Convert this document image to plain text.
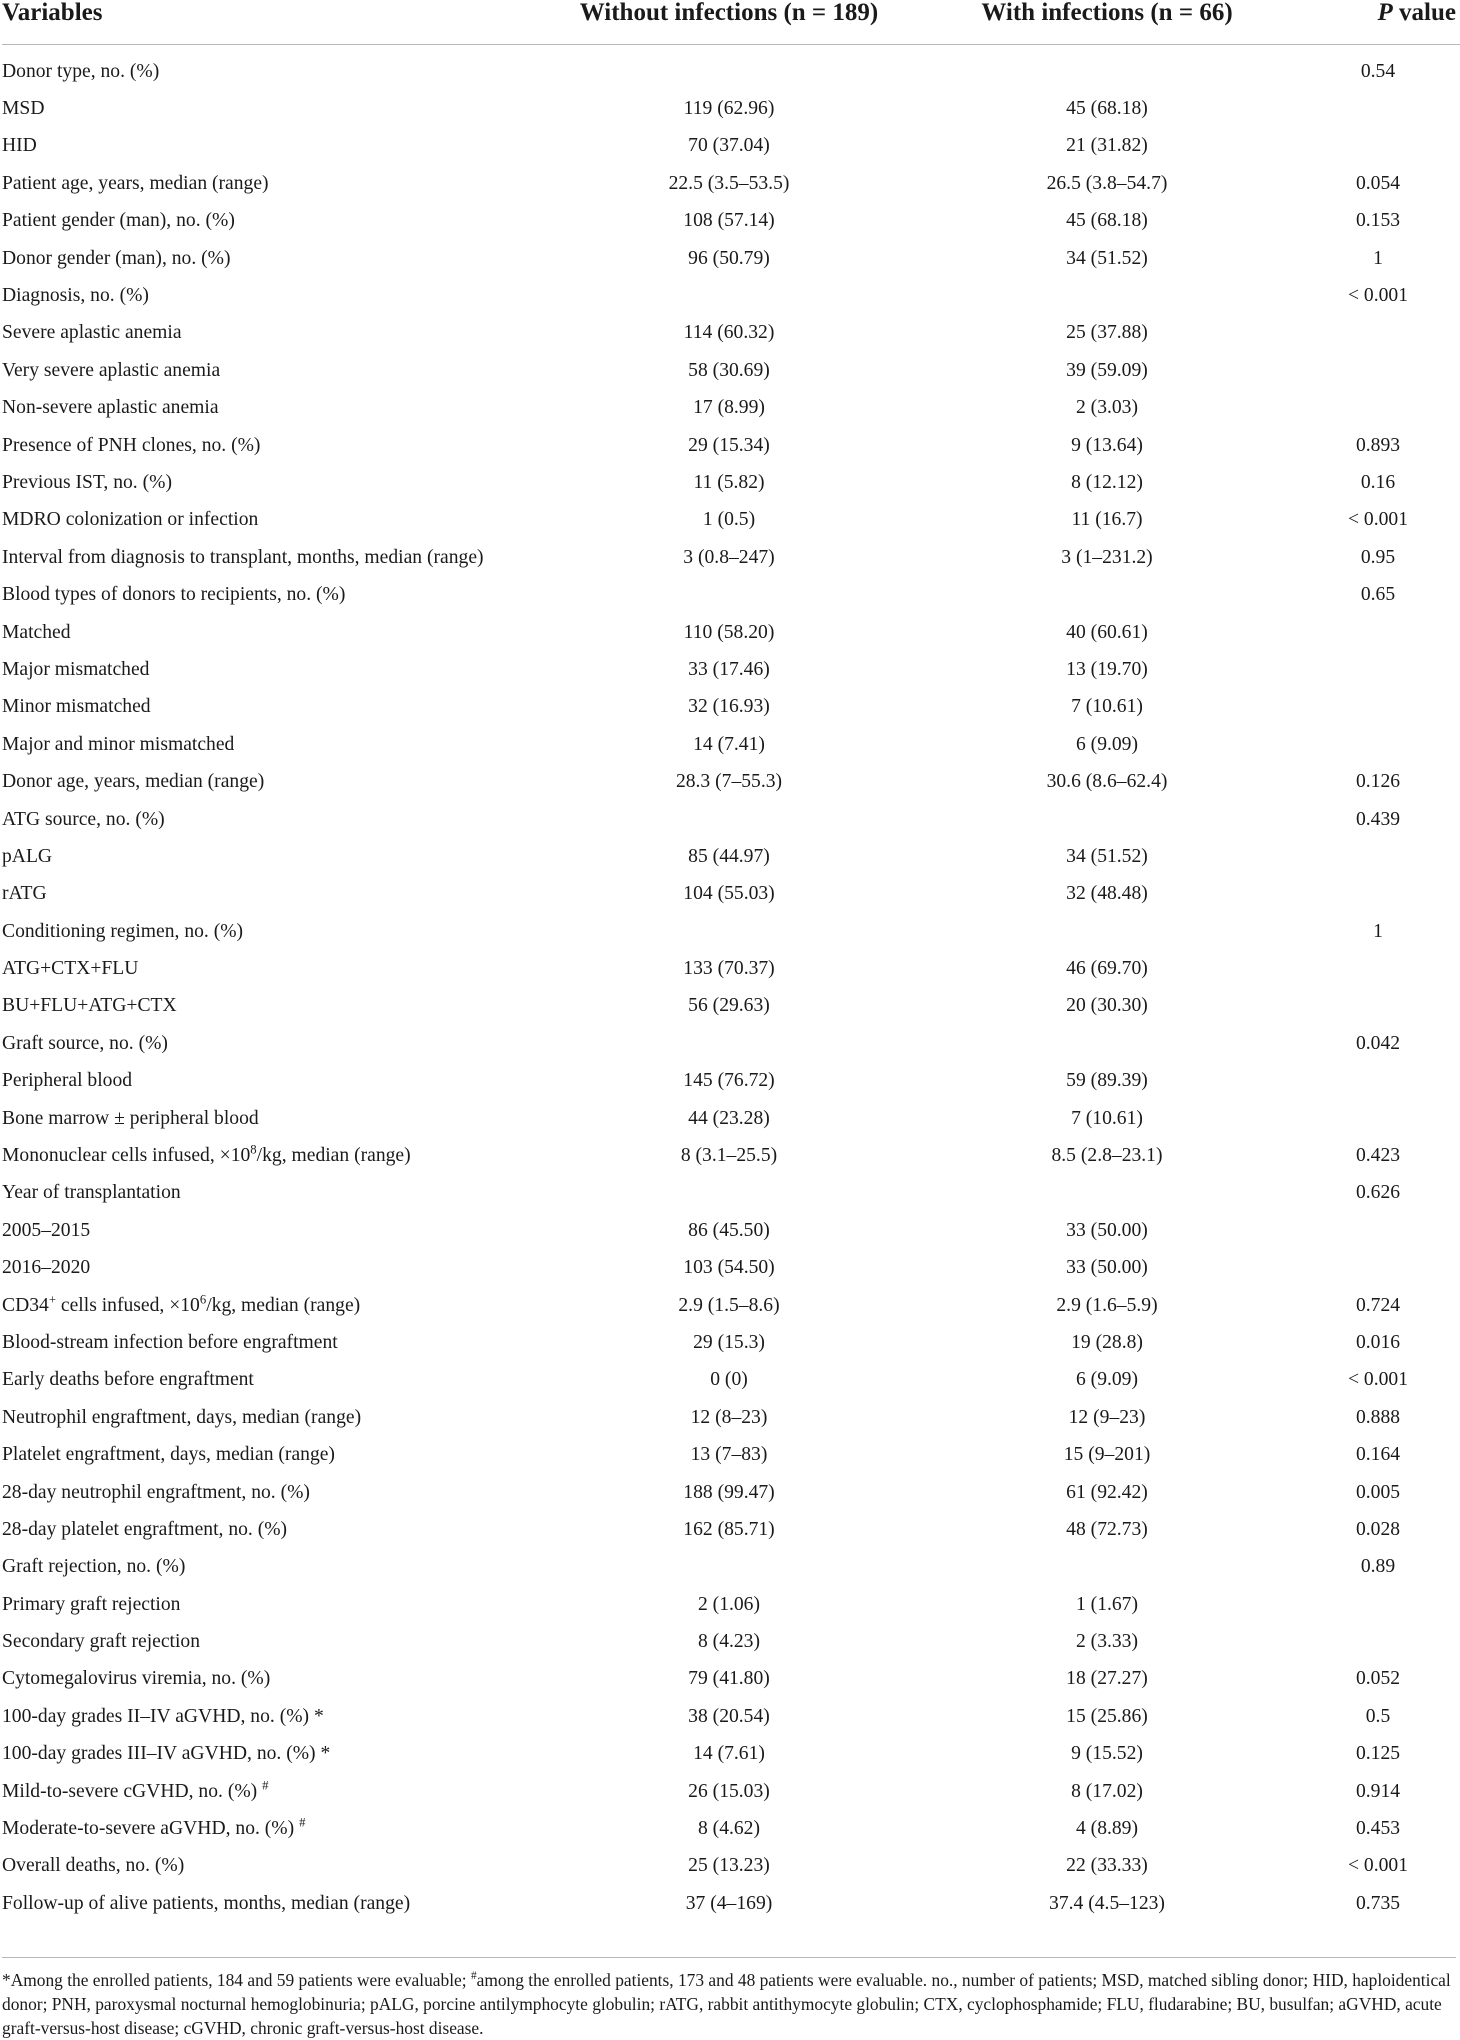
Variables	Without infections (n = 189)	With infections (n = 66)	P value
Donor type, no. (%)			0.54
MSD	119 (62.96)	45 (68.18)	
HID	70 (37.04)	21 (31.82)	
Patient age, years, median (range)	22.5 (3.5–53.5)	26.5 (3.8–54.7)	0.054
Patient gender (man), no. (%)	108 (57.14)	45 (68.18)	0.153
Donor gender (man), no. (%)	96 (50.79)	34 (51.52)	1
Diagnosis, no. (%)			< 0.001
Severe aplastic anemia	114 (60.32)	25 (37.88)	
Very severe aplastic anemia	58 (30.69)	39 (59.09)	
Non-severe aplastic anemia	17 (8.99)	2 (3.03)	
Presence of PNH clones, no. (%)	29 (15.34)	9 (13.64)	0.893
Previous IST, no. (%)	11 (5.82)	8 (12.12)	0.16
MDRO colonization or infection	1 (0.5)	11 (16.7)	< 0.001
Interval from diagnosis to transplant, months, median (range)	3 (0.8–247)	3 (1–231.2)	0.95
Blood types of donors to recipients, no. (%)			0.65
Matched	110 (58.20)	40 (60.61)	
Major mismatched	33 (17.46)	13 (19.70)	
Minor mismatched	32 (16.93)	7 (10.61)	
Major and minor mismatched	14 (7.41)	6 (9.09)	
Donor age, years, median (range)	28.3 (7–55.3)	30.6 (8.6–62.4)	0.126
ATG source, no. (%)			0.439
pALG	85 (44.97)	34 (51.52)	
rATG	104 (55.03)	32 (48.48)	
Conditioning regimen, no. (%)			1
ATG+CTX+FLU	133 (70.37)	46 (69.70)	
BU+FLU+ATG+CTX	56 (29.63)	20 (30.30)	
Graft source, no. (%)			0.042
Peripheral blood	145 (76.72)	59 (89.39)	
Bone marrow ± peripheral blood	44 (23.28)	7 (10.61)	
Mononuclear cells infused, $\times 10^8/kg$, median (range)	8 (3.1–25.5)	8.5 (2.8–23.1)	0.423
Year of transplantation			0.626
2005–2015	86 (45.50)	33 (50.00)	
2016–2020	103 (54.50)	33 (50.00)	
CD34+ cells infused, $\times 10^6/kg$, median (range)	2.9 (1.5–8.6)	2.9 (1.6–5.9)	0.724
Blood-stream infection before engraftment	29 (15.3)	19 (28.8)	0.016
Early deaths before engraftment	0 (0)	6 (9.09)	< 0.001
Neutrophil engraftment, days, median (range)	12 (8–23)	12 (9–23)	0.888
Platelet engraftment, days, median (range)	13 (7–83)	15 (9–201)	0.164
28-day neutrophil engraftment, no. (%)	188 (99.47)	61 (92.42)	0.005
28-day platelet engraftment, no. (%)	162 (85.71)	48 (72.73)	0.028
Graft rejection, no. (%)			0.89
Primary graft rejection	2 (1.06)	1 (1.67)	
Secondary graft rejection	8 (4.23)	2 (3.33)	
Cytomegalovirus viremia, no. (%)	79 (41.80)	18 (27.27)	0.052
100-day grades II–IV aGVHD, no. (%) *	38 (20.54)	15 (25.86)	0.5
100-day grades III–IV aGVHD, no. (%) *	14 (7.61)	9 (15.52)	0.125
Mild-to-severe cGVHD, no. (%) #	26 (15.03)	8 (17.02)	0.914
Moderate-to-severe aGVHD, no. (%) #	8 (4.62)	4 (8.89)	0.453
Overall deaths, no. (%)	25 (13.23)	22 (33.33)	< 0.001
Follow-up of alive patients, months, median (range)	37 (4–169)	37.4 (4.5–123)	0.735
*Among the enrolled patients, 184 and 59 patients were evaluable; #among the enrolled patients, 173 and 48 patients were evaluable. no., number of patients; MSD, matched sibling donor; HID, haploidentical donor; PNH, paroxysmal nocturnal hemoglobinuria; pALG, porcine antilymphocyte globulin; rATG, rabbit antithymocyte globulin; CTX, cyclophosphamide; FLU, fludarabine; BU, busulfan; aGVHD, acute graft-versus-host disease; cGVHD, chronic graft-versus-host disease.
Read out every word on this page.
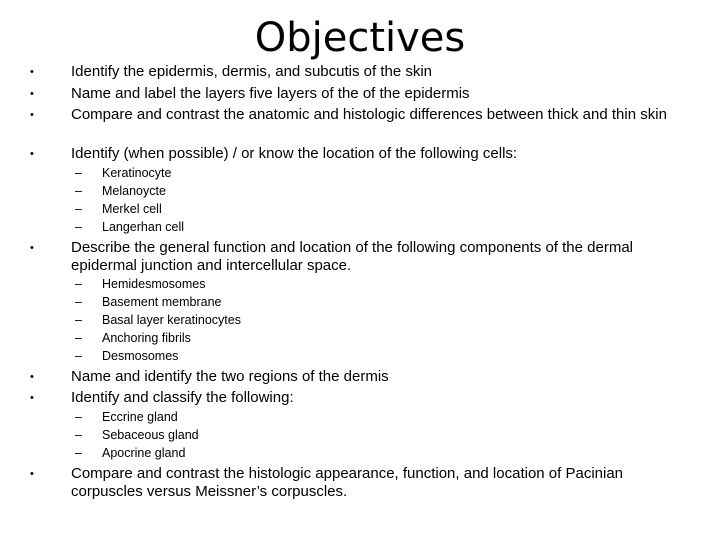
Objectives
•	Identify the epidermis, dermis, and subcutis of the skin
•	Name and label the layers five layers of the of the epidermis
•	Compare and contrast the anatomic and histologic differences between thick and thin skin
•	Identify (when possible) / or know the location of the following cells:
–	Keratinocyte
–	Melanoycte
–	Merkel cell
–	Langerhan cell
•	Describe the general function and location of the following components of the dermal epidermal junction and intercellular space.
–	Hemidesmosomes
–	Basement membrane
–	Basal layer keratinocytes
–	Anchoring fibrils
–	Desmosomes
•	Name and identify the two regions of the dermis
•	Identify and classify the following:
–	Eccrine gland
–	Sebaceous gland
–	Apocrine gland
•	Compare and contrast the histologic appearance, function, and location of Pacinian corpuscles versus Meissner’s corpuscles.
● ● ●
Isolate each line of the listing above that includes "cells". Copy it.

Mononuclear cells infused, $\times 10^8/kg$, median (range)	8 (3.1–25.5)	8.5 (2.8–23.1)	0.423
CD34+ cells infused, $\times 10^6/kg$, median (range)	2.9 (1.5–8.6)	2.9 (1.6–5.9)	0.724
•	Identify (when possible) / or know the location of the following cells:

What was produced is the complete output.